Instruction
Repeat each record exactly. Any picture gets left out.

Dataset records
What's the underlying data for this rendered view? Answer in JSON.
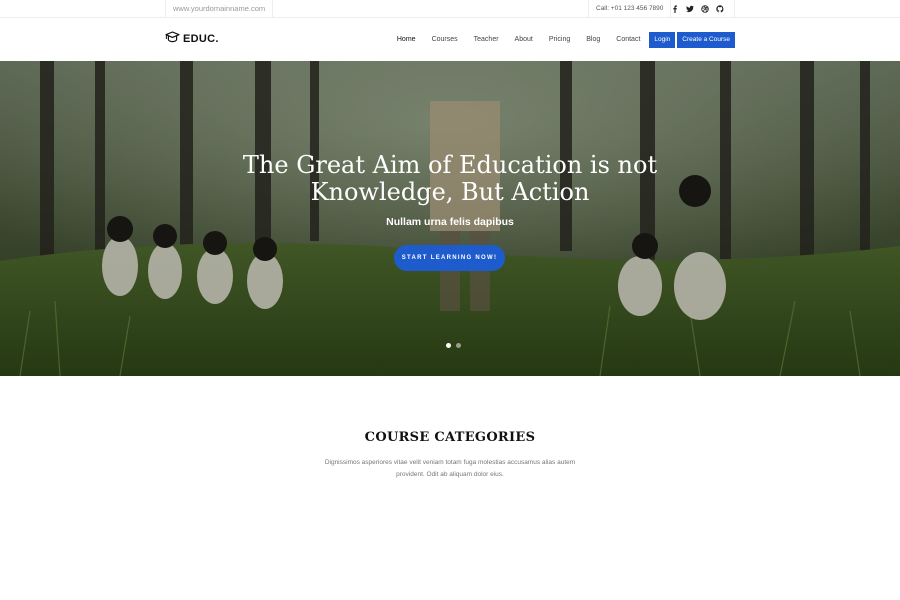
{
  "topbar": {
    "domain": "www.yourdomainname.com",
    "contact": "Call: +01 123 456 7890",
    "social": [
      "facebook-icon",
      "twitter-icon",
      "dribbble-icon",
      "github-icon"
    ]
  },
  "logo": {
    "text": "EDUC."
  },
  "nav": {
    "items": [
      "Home",
      "Courses",
      "Teacher",
      "About",
      "Pricing",
      "Blog",
      "Contact"
    ],
    "login": "Login",
    "create": "Create a Course"
  },
  "hero": {
    "title_line1": "The Great Aim of Education is not",
    "title_line2": "Knowledge, But Action",
    "subtitle": "Nullam urna felis dapibus",
    "cta": "START LEARNING NOW!",
    "slides": 2,
    "active_slide": 1
  },
  "section": {
    "heading": "COURSE CATEGORIES",
    "desc_line1": "Dignissimos asperiores vitae velit veniam totam fuga molestias accusamus alias autem",
    "desc_line2": "provident. Odit ab aliquam dolor eius."
  },
  "colors": {
    "accent": "#1e5ccd",
    "text": "#111111",
    "muted": "#777777"
  }
}
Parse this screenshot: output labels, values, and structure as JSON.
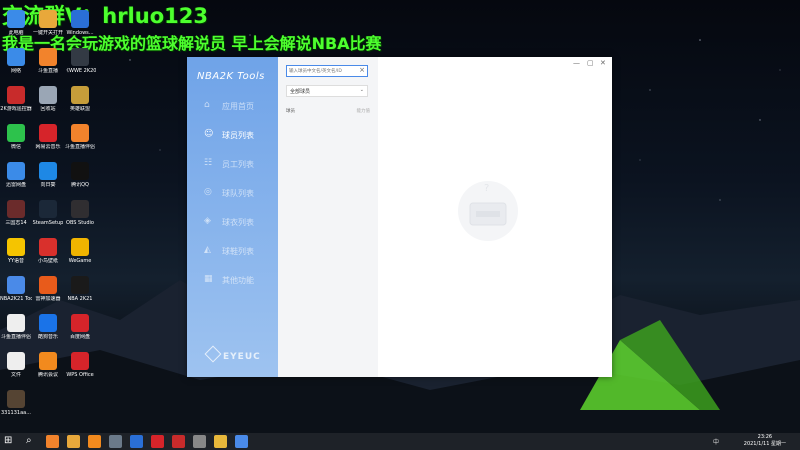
{
  "overlay": {
    "line1": "交流群V：hrluo123",
    "line2": "我是一名会玩游戏的篮球解说员 早上会解说NBA比赛"
  },
  "desktop_icons": [
    {
      "label": "此电脑",
      "color": "#3b8be8"
    },
    {
      "label": "一键开关打开",
      "color": "#e8a83b"
    },
    {
      "label": "Windows...",
      "color": "#2a6fd6"
    },
    {
      "label": "网络",
      "color": "#3b8be8"
    },
    {
      "label": "斗鱼直播",
      "color": "#f2832c"
    },
    {
      "label": "《WWE 2K20》3D...",
      "color": "#333a44"
    },
    {
      "label": "2K游戏遥控器",
      "color": "#c82b2b"
    },
    {
      "label": "回收站",
      "color": "#9aa6b5"
    },
    {
      "label": "英雄联盟",
      "color": "#c69d3a"
    },
    {
      "label": "微信",
      "color": "#2dc24c"
    },
    {
      "label": "网易云音乐",
      "color": "#d6242a"
    },
    {
      "label": "斗鱼直播伴侣",
      "color": "#f2832c"
    },
    {
      "label": "迅雷网盘",
      "color": "#3b8be8"
    },
    {
      "label": "向日葵",
      "color": "#1e88e5"
    },
    {
      "label": "腾讯QQ",
      "color": "#111111"
    },
    {
      "label": "三国志14",
      "color": "#6b2b2b"
    },
    {
      "label": "SteamSetup",
      "color": "#1b2838"
    },
    {
      "label": "OBS Studio",
      "color": "#302e31"
    },
    {
      "label": "YY语音",
      "color": "#f5c400"
    },
    {
      "label": "小鸟壁纸",
      "color": "#d9302c"
    },
    {
      "label": "WeGame",
      "color": "#f0b400"
    },
    {
      "label": "NBA2K21 Tools",
      "color": "#4a8ae8"
    },
    {
      "label": "雷神加速器",
      "color": "#e85b1b"
    },
    {
      "label": "NBA 2K21",
      "color": "#1a1a1a"
    },
    {
      "label": "斗鱼直播伴侣",
      "color": "#eeeeee"
    },
    {
      "label": "酷狗音乐",
      "color": "#1a73e8"
    },
    {
      "label": "百度网盘",
      "color": "#d6242a"
    },
    {
      "label": "文件",
      "color": "#eeeeee"
    },
    {
      "label": "腾讯会议",
      "color": "#f28a1e"
    },
    {
      "label": "WPS Office",
      "color": "#d6242a"
    },
    {
      "label": "331131aa...",
      "color": "#554433"
    }
  ],
  "app": {
    "title": "NBA2K Tools",
    "nav": [
      {
        "label": "应用首页",
        "icon": "home-icon",
        "glyph": "⌂"
      },
      {
        "label": "球员列表",
        "icon": "user-icon",
        "glyph": "☺"
      },
      {
        "label": "员工列表",
        "icon": "staff-icon",
        "glyph": "☷"
      },
      {
        "label": "球队列表",
        "icon": "team-icon",
        "glyph": "◎"
      },
      {
        "label": "球衣列表",
        "icon": "jersey-icon",
        "glyph": "◈"
      },
      {
        "label": "球鞋列表",
        "icon": "shoe-icon",
        "glyph": "◭"
      },
      {
        "label": "其他功能",
        "icon": "grid-icon",
        "glyph": "▦"
      }
    ],
    "active_nav": 1,
    "brand": "EYEUC",
    "search_placeholder": "输入球员中文名/英文名/ID",
    "dropdown_value": "全部球员",
    "col_left": "球员",
    "col_right": "能力值",
    "accent": "#4a8ae8"
  },
  "taskbar": {
    "time": "23:26",
    "date": "2021/1/11 星期一",
    "tray_lang": "中"
  }
}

Answer for this exercise
What's the underlying data for this rendered view? Answer in JSON.
{
  "topbar": {
    "domain": "www.yourdomainname.com",
    "contact": "Call: +01 123 456 7890",
    "social": [
      "facebook-icon",
      "twitter-icon",
      "dribbble-icon",
      "github-icon"
    ]
  },
  "logo": {
    "text": "EDUC."
  },
  "nav": {
    "items": [
      "Home",
      "Courses",
      "Teacher",
      "About",
      "Pricing",
      "Blog",
      "Contact"
    ],
    "login": "Login",
    "create": "Create a Course"
  },
  "hero": {
    "title_line1": "The Great Aim of Education is not",
    "title_line2": "Knowledge, But Action",
    "subtitle": "Nullam urna felis dapibus",
    "cta": "START LEARNING NOW!",
    "slides": 2,
    "active_slide": 1
  },
  "section": {
    "heading": "COURSE CATEGORIES",
    "desc_line1": "Dignissimos asperiores vitae velit veniam totam fuga molestias accusamus alias autem",
    "desc_line2": "provident. Odit ab aliquam dolor eius."
  },
  "colors": {
    "accent": "#1e5ccd",
    "text": "#111111",
    "muted": "#777777"
  }
}
Parse this screenshot: output labels, values, and structure as JSON.
{
  "overlay": {
    "line1": "交流群V：hrluo123",
    "line2": "我是一名会玩游戏的篮球解说员 早上会解说NBA比赛"
  },
  "desktop_icons": [
    {
      "label": "此电脑",
      "color": "#3b8be8"
    },
    {
      "label": "一键开关打开",
      "color": "#e8a83b"
    },
    {
      "label": "Windows...",
      "color": "#2a6fd6"
    },
    {
      "label": "网络",
      "color": "#3b8be8"
    },
    {
      "label": "斗鱼直播",
      "color": "#f2832c"
    },
    {
      "label": "《WWE 2K20》3D...",
      "color": "#333a44"
    },
    {
      "label": "2K游戏遥控器",
      "color": "#c82b2b"
    },
    {
      "label": "回收站",
      "color": "#9aa6b5"
    },
    {
      "label": "英雄联盟",
      "color": "#c69d3a"
    },
    {
      "label": "微信",
      "color": "#2dc24c"
    },
    {
      "label": "网易云音乐",
      "color": "#d6242a"
    },
    {
      "label": "斗鱼直播伴侣",
      "color": "#f2832c"
    },
    {
      "label": "迅雷网盘",
      "color": "#3b8be8"
    },
    {
      "label": "向日葵",
      "color": "#1e88e5"
    },
    {
      "label": "腾讯QQ",
      "color": "#111111"
    },
    {
      "label": "三国志14",
      "color": "#6b2b2b"
    },
    {
      "label": "SteamSetup",
      "color": "#1b2838"
    },
    {
      "label": "OBS Studio",
      "color": "#302e31"
    },
    {
      "label": "YY语音",
      "color": "#f5c400"
    },
    {
      "label": "小鸟壁纸",
      "color": "#d9302c"
    },
    {
      "label": "WeGame",
      "color": "#f0b400"
    },
    {
      "label": "NBA2K21 Tools",
      "color": "#4a8ae8"
    },
    {
      "label": "雷神加速器",
      "color": "#e85b1b"
    },
    {
      "label": "NBA 2K21",
      "color": "#1a1a1a"
    },
    {
      "label": "斗鱼直播伴侣",
      "color": "#eeeeee"
    },
    {
      "label": "酷狗音乐",
      "color": "#1a73e8"
    },
    {
      "label": "百度网盘",
      "color": "#d6242a"
    },
    {
      "label": "文件",
      "color": "#eeeeee"
    },
    {
      "label": "腾讯会议",
      "color": "#f28a1e"
    },
    {
      "label": "WPS Office",
      "color": "#d6242a"
    },
    {
      "label": "331131aa...",
      "color": "#554433"
    }
  ],
  "app": {
    "title": "NBA2K Tools",
    "nav": [
      {
        "label": "应用首页",
        "icon": "home-icon",
        "glyph": "⌂"
      },
      {
        "label": "球员列表",
        "icon": "user-icon",
        "glyph": "☺"
      },
      {
        "label": "员工列表",
        "icon": "staff-icon",
        "glyph": "☷"
      },
      {
        "label": "球队列表",
        "icon": "team-icon",
        "glyph": "◎"
      },
      {
        "label": "球衣列表",
        "icon": "jersey-icon",
        "glyph": "◈"
      },
      {
        "label": "球鞋列表",
        "icon": "shoe-icon",
        "glyph": "◭"
      },
      {
        "label": "其他功能",
        "icon": "grid-icon",
        "glyph": "▦"
      }
    ],
    "active_nav": 1,
    "brand": "EYEUC",
    "search_placeholder": "输入球员中文名/英文名/ID",
    "dropdown_value": "全部球员",
    "col_left": "球员",
    "col_right": "能力值",
    "accent": "#4a8ae8"
  },
  "taskbar": {
    "time": "23:26",
    "date": "2021/1/11 星期一",
    "tray_lang": "中"
  }
}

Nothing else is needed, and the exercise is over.